• WHAT IS NEEDED: Retype each entry below, keeping every character the same.

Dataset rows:
══════════

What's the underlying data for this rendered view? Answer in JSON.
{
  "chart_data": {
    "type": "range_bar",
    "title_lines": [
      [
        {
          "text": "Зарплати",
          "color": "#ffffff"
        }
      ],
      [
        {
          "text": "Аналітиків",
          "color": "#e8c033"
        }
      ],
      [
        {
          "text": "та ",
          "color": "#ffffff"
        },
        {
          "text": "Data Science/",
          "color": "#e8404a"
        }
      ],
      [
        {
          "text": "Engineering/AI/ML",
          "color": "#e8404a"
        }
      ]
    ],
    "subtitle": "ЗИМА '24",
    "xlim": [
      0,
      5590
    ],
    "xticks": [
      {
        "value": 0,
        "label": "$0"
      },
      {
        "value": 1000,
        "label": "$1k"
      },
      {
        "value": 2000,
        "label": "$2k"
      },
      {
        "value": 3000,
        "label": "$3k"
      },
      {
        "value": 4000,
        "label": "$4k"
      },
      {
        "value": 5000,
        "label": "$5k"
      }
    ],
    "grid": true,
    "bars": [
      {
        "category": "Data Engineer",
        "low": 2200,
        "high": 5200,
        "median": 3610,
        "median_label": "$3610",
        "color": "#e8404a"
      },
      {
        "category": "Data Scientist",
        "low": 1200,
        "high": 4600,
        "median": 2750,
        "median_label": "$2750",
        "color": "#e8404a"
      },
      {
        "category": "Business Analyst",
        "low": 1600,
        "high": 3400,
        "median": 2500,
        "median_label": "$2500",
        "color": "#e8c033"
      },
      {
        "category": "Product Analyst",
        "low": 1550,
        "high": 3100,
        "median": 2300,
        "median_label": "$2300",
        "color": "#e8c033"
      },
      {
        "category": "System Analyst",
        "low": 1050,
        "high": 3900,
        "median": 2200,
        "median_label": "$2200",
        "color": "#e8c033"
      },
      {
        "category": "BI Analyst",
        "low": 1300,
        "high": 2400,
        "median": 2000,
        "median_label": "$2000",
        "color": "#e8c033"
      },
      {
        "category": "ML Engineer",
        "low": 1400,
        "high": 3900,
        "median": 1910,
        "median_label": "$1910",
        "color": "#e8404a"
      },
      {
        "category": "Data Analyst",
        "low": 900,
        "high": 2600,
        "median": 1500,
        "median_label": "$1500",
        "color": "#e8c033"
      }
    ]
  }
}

══════════

• COMPLETED EXERCISE:
What's the underlying data for this rendered view? Answer in JSON.
{
  "chart_data": {
    "type": "range_bar",
    "title_lines": [
      [
        {
          "text": "Зарплати",
          "color": "#ffffff"
        }
      ],
      [
        {
          "text": "Аналітиків",
          "color": "#e8c033"
        }
      ],
      [
        {
          "text": "та ",
          "color": "#ffffff"
        },
        {
          "text": "Data Science/",
          "color": "#e8404a"
        }
      ],
      [
        {
          "text": "Engineering/AI/ML",
          "color": "#e8404a"
        }
      ]
    ],
    "subtitle": "ЗИМА '24",
    "xlim": [
      0,
      5590
    ],
    "xticks": [
      {
        "value": 0,
        "label": "$0"
      },
      {
        "value": 1000,
        "label": "$1k"
      },
      {
        "value": 2000,
        "label": "$2k"
      },
      {
        "value": 3000,
        "label": "$3k"
      },
      {
        "value": 4000,
        "label": "$4k"
      },
      {
        "value": 5000,
        "label": "$5k"
      }
    ],
    "grid": true,
    "bars": [
      {
        "category": "Data Engineer",
        "low": 2200,
        "high": 5200,
        "median": 3610,
        "median_label": "$3610",
        "color": "#e8404a"
      },
      {
        "category": "Data Scientist",
        "low": 1200,
        "high": 4600,
        "median": 2750,
        "median_label": "$2750",
        "color": "#e8404a"
      },
      {
        "category": "Business Analyst",
        "low": 1600,
        "high": 3400,
        "median": 2500,
        "median_label": "$2500",
        "color": "#e8c033"
      },
      {
        "category": "Product Analyst",
        "low": 1550,
        "high": 3100,
        "median": 2300,
        "median_label": "$2300",
        "color": "#e8c033"
      },
      {
        "category": "System Analyst",
        "low": 1050,
        "high": 3900,
        "median": 2200,
        "median_label": "$2200",
        "color": "#e8c033"
      },
      {
        "category": "BI Analyst",
        "low": 1300,
        "high": 2400,
        "median": 2000,
        "median_label": "$2000",
        "color": "#e8c033"
      },
      {
        "category": "ML Engineer",
        "low": 1400,
        "high": 3900,
        "median": 1910,
        "median_label": "$1910",
        "color": "#e8404a"
      },
      {
        "category": "Data Analyst",
        "low": 900,
        "high": 2600,
        "median": 1500,
        "median_label": "$1500",
        "color": "#e8c033"
      }
    ]
  }
}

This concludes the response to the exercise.